### WHAT IS BEING ASKED
For the entries below, how many lines include the word "weight"? Give the figure and nothing more.

Excerpts from a figure dataset:
▽

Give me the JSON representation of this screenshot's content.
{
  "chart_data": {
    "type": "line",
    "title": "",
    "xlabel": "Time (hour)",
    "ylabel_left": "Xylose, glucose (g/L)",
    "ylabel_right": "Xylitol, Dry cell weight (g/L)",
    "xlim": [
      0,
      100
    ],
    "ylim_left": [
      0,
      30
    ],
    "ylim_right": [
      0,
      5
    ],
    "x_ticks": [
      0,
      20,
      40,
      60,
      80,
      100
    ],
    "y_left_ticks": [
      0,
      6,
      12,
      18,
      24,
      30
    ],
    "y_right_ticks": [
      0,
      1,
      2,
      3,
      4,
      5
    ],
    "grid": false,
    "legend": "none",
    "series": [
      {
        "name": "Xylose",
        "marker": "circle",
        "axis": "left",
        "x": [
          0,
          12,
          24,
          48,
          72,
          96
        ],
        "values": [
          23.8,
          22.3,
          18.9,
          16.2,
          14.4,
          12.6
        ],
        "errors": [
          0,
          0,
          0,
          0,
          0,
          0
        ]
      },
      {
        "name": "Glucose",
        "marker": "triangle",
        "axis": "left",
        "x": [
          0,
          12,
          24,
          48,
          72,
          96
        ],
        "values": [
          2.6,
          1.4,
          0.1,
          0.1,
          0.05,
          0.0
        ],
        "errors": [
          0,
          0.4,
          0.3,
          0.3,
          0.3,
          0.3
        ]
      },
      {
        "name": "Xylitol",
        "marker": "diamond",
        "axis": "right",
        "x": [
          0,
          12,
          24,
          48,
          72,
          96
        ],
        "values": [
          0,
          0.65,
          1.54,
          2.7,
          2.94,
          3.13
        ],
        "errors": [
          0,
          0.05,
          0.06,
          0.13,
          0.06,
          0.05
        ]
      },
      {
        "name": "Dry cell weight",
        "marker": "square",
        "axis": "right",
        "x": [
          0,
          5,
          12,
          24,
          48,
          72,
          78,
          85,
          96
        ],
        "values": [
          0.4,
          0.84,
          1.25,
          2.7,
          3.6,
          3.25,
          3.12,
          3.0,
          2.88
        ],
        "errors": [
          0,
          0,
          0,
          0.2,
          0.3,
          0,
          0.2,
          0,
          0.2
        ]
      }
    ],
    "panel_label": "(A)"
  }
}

△

### EXERCISE OUTPUT
2